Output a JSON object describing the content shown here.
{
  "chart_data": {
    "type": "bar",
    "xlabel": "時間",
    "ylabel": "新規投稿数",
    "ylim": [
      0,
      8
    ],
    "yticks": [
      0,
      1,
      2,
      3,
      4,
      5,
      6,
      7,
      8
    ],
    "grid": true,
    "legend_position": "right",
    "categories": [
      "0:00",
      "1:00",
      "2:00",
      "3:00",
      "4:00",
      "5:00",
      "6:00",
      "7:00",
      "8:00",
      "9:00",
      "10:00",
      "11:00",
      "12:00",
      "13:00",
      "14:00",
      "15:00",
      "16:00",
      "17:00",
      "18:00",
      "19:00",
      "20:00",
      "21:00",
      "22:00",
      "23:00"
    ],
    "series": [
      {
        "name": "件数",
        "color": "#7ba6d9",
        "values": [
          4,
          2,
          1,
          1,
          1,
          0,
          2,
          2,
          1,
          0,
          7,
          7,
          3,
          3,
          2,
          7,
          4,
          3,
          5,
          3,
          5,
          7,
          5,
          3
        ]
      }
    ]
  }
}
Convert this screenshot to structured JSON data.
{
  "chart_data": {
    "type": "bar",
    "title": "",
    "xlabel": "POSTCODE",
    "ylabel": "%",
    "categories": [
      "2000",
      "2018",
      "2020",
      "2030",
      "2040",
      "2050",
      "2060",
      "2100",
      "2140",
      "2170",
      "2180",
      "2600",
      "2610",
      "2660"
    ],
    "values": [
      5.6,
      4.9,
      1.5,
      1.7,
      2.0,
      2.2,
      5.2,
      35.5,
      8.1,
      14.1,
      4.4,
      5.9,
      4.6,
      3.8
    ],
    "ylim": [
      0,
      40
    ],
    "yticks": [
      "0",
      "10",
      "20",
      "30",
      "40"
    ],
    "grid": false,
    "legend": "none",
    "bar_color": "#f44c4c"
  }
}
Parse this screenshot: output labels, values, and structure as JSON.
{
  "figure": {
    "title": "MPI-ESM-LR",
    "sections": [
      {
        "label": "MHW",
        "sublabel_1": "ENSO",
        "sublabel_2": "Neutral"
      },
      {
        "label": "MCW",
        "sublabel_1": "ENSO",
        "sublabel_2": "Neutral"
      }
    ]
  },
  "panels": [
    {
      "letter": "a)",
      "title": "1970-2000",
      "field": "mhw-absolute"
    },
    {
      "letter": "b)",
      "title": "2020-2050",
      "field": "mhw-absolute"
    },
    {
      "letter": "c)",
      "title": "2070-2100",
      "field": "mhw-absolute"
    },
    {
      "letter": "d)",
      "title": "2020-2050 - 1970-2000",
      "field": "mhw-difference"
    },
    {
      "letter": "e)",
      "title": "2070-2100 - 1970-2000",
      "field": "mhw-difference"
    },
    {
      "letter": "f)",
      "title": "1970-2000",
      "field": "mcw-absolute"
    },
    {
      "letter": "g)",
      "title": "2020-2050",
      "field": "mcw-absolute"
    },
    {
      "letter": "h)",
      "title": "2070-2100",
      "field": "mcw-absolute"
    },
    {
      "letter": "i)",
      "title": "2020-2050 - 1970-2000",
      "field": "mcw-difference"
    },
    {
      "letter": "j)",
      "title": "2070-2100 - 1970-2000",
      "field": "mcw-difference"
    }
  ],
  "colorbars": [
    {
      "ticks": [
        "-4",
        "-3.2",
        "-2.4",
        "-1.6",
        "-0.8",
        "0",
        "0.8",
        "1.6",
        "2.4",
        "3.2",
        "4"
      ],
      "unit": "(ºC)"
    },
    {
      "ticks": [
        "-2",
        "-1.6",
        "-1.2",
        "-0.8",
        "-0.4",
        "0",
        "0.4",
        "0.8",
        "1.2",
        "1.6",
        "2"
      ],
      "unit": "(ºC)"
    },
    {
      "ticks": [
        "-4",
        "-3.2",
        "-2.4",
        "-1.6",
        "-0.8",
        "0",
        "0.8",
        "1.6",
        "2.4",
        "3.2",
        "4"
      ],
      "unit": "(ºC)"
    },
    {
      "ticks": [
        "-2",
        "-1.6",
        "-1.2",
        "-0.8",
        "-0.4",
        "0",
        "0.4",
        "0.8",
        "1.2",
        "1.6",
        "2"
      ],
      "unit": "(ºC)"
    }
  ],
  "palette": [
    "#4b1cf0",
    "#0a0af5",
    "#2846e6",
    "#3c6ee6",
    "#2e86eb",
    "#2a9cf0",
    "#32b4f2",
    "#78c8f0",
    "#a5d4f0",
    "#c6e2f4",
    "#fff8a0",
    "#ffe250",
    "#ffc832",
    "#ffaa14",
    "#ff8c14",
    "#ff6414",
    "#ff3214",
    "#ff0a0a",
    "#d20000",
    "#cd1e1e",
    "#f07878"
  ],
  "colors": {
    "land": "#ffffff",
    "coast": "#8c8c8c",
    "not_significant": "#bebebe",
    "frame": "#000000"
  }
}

* **Problem description**
Set down the listing above in full, please, exactly as it appears.

* **Exercise output**
Output a JSON object describing the content shown here.
{
  "chart_data": {
    "type": "bar",
    "xlabel": "時間",
    "ylabel": "新規投稿数",
    "ylim": [
      0,
      8
    ],
    "yticks": [
      0,
      1,
      2,
      3,
      4,
      5,
      6,
      7,
      8
    ],
    "grid": true,
    "legend_position": "right",
    "categories": [
      "0:00",
      "1:00",
      "2:00",
      "3:00",
      "4:00",
      "5:00",
      "6:00",
      "7:00",
      "8:00",
      "9:00",
      "10:00",
      "11:00",
      "12:00",
      "13:00",
      "14:00",
      "15:00",
      "16:00",
      "17:00",
      "18:00",
      "19:00",
      "20:00",
      "21:00",
      "22:00",
      "23:00"
    ],
    "series": [
      {
        "name": "件数",
        "color": "#7ba6d9",
        "values": [
          4,
          2,
          1,
          1,
          1,
          0,
          2,
          2,
          1,
          0,
          7,
          7,
          3,
          3,
          2,
          7,
          4,
          3,
          5,
          3,
          5,
          7,
          5,
          3
        ]
      }
    ]
  }
}
Convert this screenshot to structured JSON data.
{
  "chart_data": {
    "type": "bar",
    "title": "",
    "xlabel": "POSTCODE",
    "ylabel": "%",
    "categories": [
      "2000",
      "2018",
      "2020",
      "2030",
      "2040",
      "2050",
      "2060",
      "2100",
      "2140",
      "2170",
      "2180",
      "2600",
      "2610",
      "2660"
    ],
    "values": [
      5.6,
      4.9,
      1.5,
      1.7,
      2.0,
      2.2,
      5.2,
      35.5,
      8.1,
      14.1,
      4.4,
      5.9,
      4.6,
      3.8
    ],
    "ylim": [
      0,
      40
    ],
    "yticks": [
      "0",
      "10",
      "20",
      "30",
      "40"
    ],
    "grid": false,
    "legend": "none",
    "bar_color": "#f44c4c"
  }
}
Parse this screenshot: output labels, values, and structure as JSON.
{
  "figure": {
    "title": "MPI-ESM-LR",
    "sections": [
      {
        "label": "MHW",
        "sublabel_1": "ENSO",
        "sublabel_2": "Neutral"
      },
      {
        "label": "MCW",
        "sublabel_1": "ENSO",
        "sublabel_2": "Neutral"
      }
    ]
  },
  "panels": [
    {
      "letter": "a)",
      "title": "1970-2000",
      "field": "mhw-absolute"
    },
    {
      "letter": "b)",
      "title": "2020-2050",
      "field": "mhw-absolute"
    },
    {
      "letter": "c)",
      "title": "2070-2100",
      "field": "mhw-absolute"
    },
    {
      "letter": "d)",
      "title": "2020-2050 - 1970-2000",
      "field": "mhw-difference"
    },
    {
      "letter": "e)",
      "title": "2070-2100 - 1970-2000",
      "field": "mhw-difference"
    },
    {
      "letter": "f)",
      "title": "1970-2000",
      "field": "mcw-absolute"
    },
    {
      "letter": "g)",
      "title": "2020-2050",
      "field": "mcw-absolute"
    },
    {
      "letter": "h)",
      "title": "2070-2100",
      "field": "mcw-absolute"
    },
    {
      "letter": "i)",
      "title": "2020-2050 - 1970-2000",
      "field": "mcw-difference"
    },
    {
      "letter": "j)",
      "title": "2070-2100 - 1970-2000",
      "field": "mcw-difference"
    }
  ],
  "colorbars": [
    {
      "ticks": [
        "-4",
        "-3.2",
        "-2.4",
        "-1.6",
        "-0.8",
        "0",
        "0.8",
        "1.6",
        "2.4",
        "3.2",
        "4"
      ],
      "unit": "(ºC)"
    },
    {
      "ticks": [
        "-2",
        "-1.6",
        "-1.2",
        "-0.8",
        "-0.4",
        "0",
        "0.4",
        "0.8",
        "1.2",
        "1.6",
        "2"
      ],
      "unit": "(ºC)"
    },
    {
      "ticks": [
        "-4",
        "-3.2",
        "-2.4",
        "-1.6",
        "-0.8",
        "0",
        "0.8",
        "1.6",
        "2.4",
        "3.2",
        "4"
      ],
      "unit": "(ºC)"
    },
    {
      "ticks": [
        "-2",
        "-1.6",
        "-1.2",
        "-0.8",
        "-0.4",
        "0",
        "0.4",
        "0.8",
        "1.2",
        "1.6",
        "2"
      ],
      "unit": "(ºC)"
    }
  ],
  "palette": [
    "#4b1cf0",
    "#0a0af5",
    "#2846e6",
    "#3c6ee6",
    "#2e86eb",
    "#2a9cf0",
    "#32b4f2",
    "#78c8f0",
    "#a5d4f0",
    "#c6e2f4",
    "#fff8a0",
    "#ffe250",
    "#ffc832",
    "#ffaa14",
    "#ff8c14",
    "#ff6414",
    "#ff3214",
    "#ff0a0a",
    "#d20000",
    "#cd1e1e",
    "#f07878"
  ],
  "colors": {
    "land": "#ffffff",
    "coast": "#8c8c8c",
    "not_significant": "#bebebe",
    "frame": "#000000"
  }
}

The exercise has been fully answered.